**Given exercise 1**. In the brand profiles, who founded Cross Colours, and in what year?
**Given exercise 2**. Summarize the brand profiles in two sentences.

**Page extract**.
►

1. Cross Colours: Defining Urban Streetwear in the ’90s

Cross Colours was more than just a clothing brand; it was a cultural statement. Founded in 1989 by Carl Jones and T.J. Walker, it quickly became a symbol of unity and pride for Black youth in America. The brand’s bold colors and oversized designs screamed individuality, but what made it truly revolutionary was its mission to spread positive messages. Slogans like “Stop D Violence” and “Educate 2 Elevate” were plastered across T-shirts and jackets, reminding us that fashion could be a force for change. Cross Colours didn’t just reflect the hip-hop culture of the ’90s; it helped shape it. From Tupac to Will Smith on The Fresh Prince of Bel-Air, everyone who was anyone rocked their designs. Their bold use of kente cloth patterns and African-inspired designs brought heritage to the forefront of mainstream fashion. The vibrant color palette wasn’t just eye-catching; it was empowering, allowing wearers to stand out in a world that often tried to make them fade into the background.
Despite its initial boom, the brand struggled financially by the mid-’90s but found new life in the 2010s as nostalgic streetwear surged in popularity. Today, Cross Colours has a second wind, reminding a new generation of its powerful message: “Clothing Without Prejudice.” It’s amazing how this brand made something as simple as a hoodie or pair of overalls feel like a badge of honor. Cross Colours gave young Black kids permission to be unapologetically bold and proud of their roots. The impact this brand had on mainstream fashion can’t be overstated, paving the way for other streetwear lines to enter the conversation. Beyond the threads, it was a movement—one that united communities and inspired millions. Their story is a testament to the resilience and ingenuity of Black entrepreneurship. Learn more about their new collaboration from WWD.
2. FUBU: For Us, By Us

FUBU wasn’t just a clothing line; it was a movement born out of necessity. Launched in the early ’90s by Daymond John, J. Alexander Martin, Keith Perrin, and Carlton Brown, FUBU aimed to create a brand that truly represented the culture of its audience. At the time, Black people were influencing music, dance, and streetwear, but mainstream brands rarely catered to their needs or aesthetic. FUBU filled that void with oversized jerseys, bucket hats, and bold logos that quickly became synonymous with hip-hop fashion. Their marketing was genius, too—Daymond John famously loaned LL Cool J some FUBU gear for a promotional shoot, and the rest is history. LL even snuck the brand’s name into a Gap commercial, giving FUBU priceless exposure according to the Root.
The brand’s tagline, “For Us, By Us,” wasn’t just catchy—it was a declaration of self-sufficiency and empowerment. FUBU wasn’t asking for a seat at the table; it built its own. By the late ’90s, FUBU was everywhere, from music videos to sitcoms, and even became a staple in suburban malls. It served as a reminder that Black culture could thrive on its own terms, unapologetically and profitably. Though its popularity waned in the 2000s, FUBU is enjoying a nostalgic revival today, with collaborations that celebrate its legacy. FUBU didn’t just make clothes; it made history, inspiring countless other Black-owned brands to dream big explains EBONY.

◄

**Record set**.

►

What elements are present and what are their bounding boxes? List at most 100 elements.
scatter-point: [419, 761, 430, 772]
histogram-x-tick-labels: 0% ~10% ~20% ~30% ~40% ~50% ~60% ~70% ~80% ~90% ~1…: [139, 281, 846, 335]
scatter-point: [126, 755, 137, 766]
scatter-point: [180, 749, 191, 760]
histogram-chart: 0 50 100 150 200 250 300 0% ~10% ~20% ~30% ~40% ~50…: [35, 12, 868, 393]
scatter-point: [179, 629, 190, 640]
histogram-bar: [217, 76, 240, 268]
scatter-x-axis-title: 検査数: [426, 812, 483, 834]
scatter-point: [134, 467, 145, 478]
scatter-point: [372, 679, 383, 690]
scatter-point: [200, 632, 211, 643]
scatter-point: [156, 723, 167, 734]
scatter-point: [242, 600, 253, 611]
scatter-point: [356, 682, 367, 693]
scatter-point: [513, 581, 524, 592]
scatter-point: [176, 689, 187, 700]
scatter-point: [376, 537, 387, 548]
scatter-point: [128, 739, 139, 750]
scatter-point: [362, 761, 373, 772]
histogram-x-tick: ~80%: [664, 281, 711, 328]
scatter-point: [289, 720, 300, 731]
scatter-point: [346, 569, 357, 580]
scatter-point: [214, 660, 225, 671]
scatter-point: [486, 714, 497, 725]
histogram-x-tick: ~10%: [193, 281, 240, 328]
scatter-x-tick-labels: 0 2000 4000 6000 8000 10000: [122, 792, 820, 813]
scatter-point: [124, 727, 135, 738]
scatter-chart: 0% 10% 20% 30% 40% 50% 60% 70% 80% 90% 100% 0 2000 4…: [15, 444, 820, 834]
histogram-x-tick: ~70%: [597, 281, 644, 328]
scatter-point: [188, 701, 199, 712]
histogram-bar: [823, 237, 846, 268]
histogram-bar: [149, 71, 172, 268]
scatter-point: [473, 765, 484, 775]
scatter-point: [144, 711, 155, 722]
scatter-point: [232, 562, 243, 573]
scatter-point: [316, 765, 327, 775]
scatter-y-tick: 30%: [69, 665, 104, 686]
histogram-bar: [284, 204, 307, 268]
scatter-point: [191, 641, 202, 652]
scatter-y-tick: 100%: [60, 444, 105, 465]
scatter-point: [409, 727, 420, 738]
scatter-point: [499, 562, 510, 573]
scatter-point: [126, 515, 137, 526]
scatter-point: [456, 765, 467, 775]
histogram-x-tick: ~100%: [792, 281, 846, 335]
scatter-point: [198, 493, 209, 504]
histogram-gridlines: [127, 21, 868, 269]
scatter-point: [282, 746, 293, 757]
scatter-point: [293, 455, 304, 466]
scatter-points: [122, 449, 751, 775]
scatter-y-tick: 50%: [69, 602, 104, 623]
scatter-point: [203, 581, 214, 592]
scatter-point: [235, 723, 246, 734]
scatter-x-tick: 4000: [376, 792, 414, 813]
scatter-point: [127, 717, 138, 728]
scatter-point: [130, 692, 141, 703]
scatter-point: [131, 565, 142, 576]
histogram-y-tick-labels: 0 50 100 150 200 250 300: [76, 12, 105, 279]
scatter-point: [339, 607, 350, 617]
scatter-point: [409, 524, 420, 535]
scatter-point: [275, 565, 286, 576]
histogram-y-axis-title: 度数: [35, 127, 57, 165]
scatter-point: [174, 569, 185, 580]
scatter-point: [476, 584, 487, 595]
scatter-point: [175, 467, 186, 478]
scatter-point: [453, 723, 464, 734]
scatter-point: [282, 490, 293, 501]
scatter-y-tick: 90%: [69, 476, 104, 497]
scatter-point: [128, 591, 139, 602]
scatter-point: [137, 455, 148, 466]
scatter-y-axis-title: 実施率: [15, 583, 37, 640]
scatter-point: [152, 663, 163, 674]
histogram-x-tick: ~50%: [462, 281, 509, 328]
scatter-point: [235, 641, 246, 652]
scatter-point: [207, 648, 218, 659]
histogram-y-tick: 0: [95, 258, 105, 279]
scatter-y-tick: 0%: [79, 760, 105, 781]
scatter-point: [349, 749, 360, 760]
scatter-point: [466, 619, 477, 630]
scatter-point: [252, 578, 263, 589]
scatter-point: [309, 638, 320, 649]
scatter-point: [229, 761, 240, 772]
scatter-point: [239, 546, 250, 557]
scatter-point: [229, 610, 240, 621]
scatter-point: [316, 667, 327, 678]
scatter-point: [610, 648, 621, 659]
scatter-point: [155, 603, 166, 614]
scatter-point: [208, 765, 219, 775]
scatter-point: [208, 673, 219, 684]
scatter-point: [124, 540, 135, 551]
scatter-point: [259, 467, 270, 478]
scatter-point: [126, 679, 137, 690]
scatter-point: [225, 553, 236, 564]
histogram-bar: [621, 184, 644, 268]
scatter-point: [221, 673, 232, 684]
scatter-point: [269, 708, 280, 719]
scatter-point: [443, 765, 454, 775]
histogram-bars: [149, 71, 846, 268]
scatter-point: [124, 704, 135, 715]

◄

**Final answer 1**. Carl Jones and T.J. Walker founded Cross Colours in 1989.

**Final answer 2**. Cross Colours, founded in 1989 by Carl Jones and T.J. Walker, used bold colors, African-inspired designs and positive slogans to help shape ’90s hip-hop culture, and after struggling financially by the mid-’90s it found new life in the 2010s. FUBU, launched in the early ’90s by Daymond John, J. Alexander Martin, Keith Perrin and Carlton Brown, met a need that mainstream brands ignored and was everywhere by the late ’90s; its popularity waned in the 2000s, and today it is enjoying a nostalgic revival.